[Start Stored data]

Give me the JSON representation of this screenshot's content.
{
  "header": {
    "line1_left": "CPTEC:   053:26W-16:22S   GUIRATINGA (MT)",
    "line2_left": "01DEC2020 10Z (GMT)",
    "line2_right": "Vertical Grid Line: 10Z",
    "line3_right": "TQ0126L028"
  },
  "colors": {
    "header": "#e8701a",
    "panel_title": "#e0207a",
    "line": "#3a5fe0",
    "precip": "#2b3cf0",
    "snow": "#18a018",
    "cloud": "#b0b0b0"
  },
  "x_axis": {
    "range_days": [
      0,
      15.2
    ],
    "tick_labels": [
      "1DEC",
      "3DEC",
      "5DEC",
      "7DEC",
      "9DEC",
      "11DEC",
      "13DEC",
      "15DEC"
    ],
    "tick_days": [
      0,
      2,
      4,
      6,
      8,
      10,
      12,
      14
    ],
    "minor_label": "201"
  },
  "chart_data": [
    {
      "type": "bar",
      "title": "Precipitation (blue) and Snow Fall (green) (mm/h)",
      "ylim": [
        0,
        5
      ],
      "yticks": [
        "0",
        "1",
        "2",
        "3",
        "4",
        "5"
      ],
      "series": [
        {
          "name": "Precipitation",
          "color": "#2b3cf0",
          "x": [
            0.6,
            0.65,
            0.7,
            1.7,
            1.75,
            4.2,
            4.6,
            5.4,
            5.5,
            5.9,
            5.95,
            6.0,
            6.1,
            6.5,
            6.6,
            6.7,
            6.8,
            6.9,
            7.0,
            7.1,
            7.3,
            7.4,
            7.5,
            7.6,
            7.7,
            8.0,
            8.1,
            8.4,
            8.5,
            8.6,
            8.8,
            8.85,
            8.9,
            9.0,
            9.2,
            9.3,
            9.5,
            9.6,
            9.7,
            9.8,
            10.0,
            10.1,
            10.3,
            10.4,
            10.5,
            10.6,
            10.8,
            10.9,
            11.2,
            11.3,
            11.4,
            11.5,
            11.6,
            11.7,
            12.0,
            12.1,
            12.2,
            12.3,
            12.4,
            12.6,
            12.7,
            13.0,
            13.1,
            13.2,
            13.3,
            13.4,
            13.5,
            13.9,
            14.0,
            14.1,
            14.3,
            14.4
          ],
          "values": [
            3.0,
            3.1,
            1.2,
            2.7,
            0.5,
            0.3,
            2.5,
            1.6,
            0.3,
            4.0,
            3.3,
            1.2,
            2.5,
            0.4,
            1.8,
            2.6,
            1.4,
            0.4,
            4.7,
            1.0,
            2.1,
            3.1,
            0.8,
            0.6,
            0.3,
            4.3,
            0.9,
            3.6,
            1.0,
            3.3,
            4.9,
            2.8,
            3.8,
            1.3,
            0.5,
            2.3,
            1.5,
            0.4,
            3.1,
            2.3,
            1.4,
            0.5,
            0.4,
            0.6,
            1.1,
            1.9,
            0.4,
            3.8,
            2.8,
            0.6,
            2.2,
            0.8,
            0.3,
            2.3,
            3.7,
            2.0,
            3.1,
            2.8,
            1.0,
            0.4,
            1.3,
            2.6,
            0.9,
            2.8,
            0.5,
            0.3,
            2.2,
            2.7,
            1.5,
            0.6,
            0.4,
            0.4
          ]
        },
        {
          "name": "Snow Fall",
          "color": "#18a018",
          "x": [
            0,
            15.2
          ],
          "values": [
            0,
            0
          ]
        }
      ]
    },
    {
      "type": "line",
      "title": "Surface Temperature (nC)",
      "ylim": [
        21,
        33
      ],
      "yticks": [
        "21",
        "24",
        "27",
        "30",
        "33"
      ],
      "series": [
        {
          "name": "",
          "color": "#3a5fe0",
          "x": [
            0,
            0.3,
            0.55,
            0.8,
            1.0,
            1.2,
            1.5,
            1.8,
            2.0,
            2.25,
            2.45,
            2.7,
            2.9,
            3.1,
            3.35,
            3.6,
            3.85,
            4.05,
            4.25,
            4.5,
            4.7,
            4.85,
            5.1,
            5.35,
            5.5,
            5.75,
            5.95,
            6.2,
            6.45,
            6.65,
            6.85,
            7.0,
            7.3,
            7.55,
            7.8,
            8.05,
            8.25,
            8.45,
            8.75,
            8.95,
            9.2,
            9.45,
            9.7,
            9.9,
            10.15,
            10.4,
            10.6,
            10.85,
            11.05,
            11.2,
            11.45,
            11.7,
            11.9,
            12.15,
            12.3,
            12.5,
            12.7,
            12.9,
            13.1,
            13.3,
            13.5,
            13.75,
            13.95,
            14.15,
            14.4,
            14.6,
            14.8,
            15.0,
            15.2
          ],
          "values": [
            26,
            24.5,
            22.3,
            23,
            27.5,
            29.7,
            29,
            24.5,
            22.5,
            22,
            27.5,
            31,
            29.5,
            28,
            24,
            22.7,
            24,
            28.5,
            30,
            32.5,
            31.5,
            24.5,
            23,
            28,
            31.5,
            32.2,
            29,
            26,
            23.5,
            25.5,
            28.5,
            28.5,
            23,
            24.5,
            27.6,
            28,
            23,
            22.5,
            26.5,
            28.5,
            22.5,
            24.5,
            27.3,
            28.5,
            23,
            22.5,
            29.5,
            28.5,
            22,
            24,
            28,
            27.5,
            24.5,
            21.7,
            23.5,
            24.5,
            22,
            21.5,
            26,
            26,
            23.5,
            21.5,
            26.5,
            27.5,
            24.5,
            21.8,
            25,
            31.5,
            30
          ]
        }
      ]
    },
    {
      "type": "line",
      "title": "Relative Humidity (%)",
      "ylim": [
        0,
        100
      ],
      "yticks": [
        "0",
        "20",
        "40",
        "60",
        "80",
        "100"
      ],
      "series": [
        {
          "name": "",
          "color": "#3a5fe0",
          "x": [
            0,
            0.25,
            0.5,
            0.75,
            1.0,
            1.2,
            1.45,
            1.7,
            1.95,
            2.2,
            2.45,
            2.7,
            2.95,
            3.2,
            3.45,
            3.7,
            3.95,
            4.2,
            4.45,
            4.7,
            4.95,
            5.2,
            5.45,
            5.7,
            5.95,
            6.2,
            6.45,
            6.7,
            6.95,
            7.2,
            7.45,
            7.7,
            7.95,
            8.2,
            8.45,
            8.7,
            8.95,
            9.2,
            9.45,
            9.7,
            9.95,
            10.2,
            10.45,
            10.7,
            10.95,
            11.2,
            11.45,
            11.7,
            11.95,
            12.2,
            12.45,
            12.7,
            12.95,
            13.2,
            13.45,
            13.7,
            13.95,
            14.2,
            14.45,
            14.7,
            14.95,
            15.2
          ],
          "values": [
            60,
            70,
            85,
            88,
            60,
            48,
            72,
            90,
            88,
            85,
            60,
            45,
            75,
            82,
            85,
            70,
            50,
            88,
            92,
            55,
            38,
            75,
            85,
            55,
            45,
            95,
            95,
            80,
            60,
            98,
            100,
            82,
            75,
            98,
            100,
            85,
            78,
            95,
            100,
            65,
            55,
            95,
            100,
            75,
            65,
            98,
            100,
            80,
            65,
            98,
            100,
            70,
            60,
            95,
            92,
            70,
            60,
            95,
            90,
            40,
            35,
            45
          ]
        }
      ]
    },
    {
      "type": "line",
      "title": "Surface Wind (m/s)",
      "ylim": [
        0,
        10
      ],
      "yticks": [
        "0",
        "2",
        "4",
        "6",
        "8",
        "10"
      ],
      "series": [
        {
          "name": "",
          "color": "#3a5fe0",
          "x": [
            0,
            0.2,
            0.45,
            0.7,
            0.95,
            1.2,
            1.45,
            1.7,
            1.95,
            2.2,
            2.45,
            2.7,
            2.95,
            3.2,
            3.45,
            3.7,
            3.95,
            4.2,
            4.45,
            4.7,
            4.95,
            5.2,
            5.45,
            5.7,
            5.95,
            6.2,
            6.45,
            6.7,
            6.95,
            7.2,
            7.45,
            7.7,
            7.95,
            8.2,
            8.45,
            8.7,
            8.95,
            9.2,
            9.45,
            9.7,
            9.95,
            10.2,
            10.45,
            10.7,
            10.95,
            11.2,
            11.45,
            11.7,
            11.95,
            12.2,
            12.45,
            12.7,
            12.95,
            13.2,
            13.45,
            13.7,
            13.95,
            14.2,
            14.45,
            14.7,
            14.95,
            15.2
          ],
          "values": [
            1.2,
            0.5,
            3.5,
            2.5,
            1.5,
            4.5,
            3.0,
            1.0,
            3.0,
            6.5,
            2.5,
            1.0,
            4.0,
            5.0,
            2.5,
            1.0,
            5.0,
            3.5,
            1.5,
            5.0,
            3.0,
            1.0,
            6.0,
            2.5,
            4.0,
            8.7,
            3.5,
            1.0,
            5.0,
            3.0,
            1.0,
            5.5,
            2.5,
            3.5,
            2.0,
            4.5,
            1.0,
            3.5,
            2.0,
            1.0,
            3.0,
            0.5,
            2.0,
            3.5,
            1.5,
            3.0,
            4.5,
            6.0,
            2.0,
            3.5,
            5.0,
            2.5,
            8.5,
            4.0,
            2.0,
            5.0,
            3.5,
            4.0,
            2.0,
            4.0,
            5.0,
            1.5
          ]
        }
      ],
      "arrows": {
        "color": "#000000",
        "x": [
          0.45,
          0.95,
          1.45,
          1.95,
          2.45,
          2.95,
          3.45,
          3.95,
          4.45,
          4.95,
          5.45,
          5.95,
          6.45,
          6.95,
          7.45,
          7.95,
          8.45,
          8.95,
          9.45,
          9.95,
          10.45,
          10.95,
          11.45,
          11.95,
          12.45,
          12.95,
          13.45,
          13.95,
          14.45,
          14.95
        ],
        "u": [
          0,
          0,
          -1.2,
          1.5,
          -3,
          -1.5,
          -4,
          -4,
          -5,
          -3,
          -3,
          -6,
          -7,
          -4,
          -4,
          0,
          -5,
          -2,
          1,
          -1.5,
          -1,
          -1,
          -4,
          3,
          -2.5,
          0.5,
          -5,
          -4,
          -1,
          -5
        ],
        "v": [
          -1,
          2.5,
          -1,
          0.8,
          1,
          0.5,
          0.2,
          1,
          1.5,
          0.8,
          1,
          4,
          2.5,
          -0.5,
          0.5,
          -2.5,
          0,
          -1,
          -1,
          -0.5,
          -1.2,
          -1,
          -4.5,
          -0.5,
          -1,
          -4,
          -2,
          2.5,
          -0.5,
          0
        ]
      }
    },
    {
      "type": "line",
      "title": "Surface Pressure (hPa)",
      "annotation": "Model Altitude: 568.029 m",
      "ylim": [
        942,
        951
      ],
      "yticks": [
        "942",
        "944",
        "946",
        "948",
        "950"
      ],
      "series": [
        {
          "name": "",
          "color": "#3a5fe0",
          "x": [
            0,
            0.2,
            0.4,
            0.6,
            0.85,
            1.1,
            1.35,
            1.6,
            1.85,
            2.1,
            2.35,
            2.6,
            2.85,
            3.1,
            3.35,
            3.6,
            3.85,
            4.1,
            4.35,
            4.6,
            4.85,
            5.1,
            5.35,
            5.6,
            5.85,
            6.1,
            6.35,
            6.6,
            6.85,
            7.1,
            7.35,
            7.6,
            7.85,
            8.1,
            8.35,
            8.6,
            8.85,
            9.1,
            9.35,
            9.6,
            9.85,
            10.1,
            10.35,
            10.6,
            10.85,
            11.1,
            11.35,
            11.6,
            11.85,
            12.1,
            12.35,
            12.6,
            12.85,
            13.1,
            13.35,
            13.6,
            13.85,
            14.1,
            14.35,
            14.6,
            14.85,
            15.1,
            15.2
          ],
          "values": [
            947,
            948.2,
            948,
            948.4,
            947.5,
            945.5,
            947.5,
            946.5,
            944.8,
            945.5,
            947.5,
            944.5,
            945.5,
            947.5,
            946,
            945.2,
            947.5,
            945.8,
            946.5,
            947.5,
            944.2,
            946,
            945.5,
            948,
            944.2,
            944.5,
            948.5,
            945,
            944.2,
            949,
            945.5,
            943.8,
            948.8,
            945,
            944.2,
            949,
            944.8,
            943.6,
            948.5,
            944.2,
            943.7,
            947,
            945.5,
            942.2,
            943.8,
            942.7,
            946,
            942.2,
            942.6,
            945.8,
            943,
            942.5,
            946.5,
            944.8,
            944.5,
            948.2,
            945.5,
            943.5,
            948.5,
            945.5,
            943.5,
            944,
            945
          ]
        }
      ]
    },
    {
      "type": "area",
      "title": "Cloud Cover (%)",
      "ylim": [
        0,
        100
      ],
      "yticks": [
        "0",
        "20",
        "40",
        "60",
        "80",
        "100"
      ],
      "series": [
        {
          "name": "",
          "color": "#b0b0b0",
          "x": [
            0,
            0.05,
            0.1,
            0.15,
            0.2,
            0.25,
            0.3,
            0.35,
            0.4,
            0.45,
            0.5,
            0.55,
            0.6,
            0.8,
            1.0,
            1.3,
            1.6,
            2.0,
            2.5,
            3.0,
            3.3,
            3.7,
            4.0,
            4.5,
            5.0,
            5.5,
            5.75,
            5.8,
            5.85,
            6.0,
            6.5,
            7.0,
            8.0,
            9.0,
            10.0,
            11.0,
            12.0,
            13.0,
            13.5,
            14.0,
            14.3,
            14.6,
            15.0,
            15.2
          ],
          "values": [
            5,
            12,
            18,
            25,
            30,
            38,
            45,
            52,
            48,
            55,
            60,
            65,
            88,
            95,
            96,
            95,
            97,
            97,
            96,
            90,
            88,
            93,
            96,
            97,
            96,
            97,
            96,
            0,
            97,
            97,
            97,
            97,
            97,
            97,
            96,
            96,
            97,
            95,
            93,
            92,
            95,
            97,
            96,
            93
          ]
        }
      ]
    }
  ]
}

[End Stored data]

### Exercise instructions
Single out each line of the records above with the string "Precipitation" in it, and copy it.

### Correct response
      "title": "Precipitation (blue) and Snow Fall (green) (mm/h)",
          "name": "Precipitation",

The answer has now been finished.